**THE EXERCISE**
Find the word "bolt" in the material below and gather every line that contains it.

════════════════════

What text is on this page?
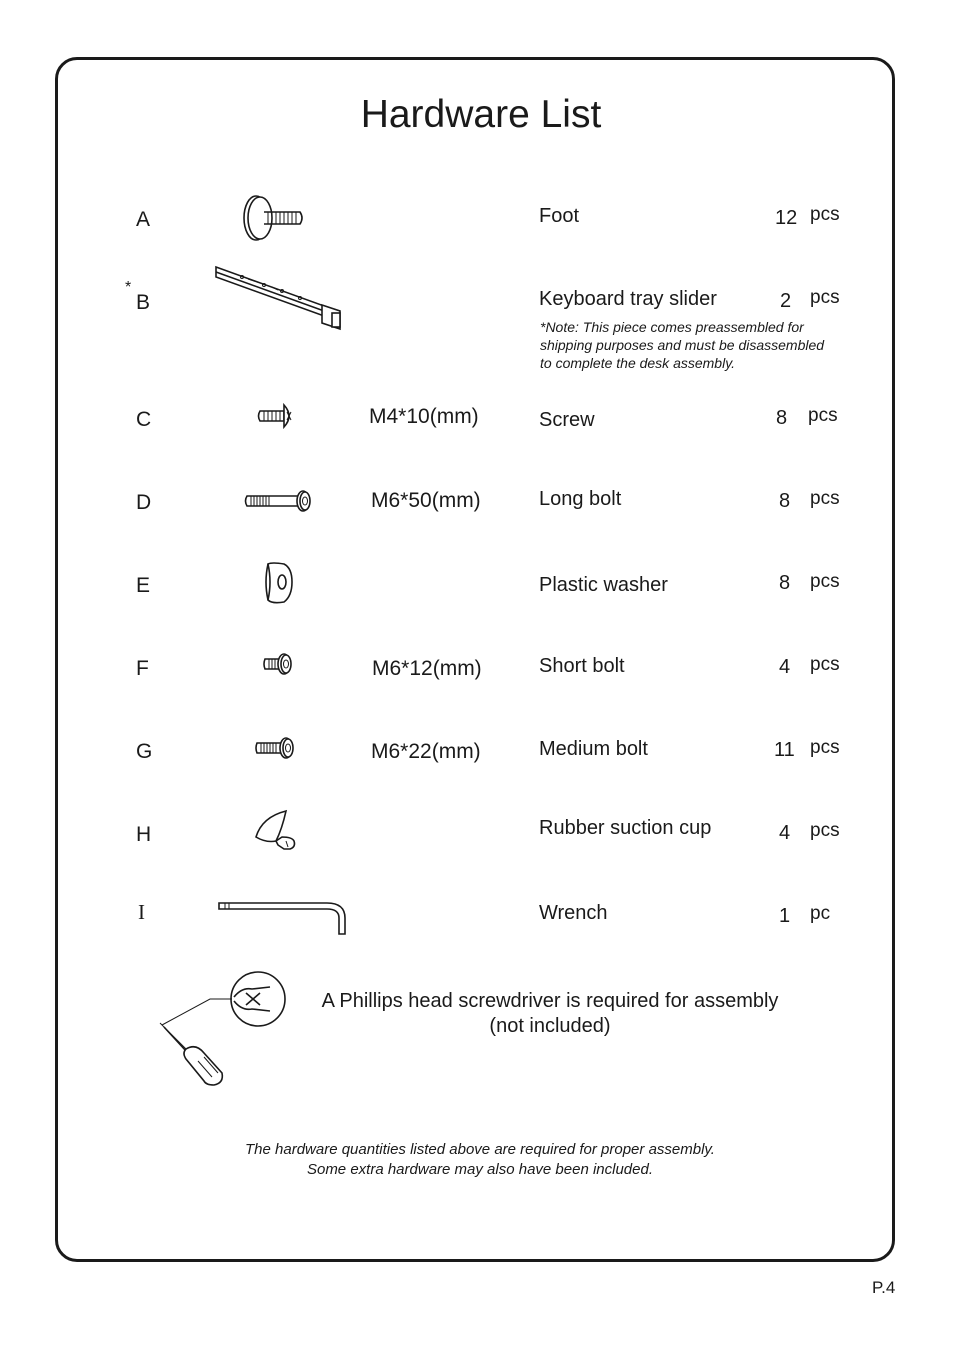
Hardware List
A	Foot	12 pcs
*
B	Keyboard tray slider	2 pcs
*Note: This piece comes preassembled for
shipping purposes and must be disassembled
to complete the desk assembly.
C	M4*10(mm)	Screw	8 pcs
D	M6*50(mm)	Long bolt	8 pcs
E	Plastic washer	8 pcs
F	M6*12(mm)	Short bolt	4 pcs
G	M6*22(mm)	Medium bolt	11 pcs
H	Rubber suction cup	4 pcs
I	Wrench	1 pc
A Phillips head screwdriver is required for assembly
(not included)
The hardware quantities listed above are required for proper assembly.
Some extra hardware may also have been included.
P.4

════════════════════

**COMPLETE OUTPUT**
D	M6*50(mm)	Long bolt	8 pcs
F	M6*12(mm)	Short bolt	4 pcs
G	M6*22(mm)	Medium bolt	11 pcs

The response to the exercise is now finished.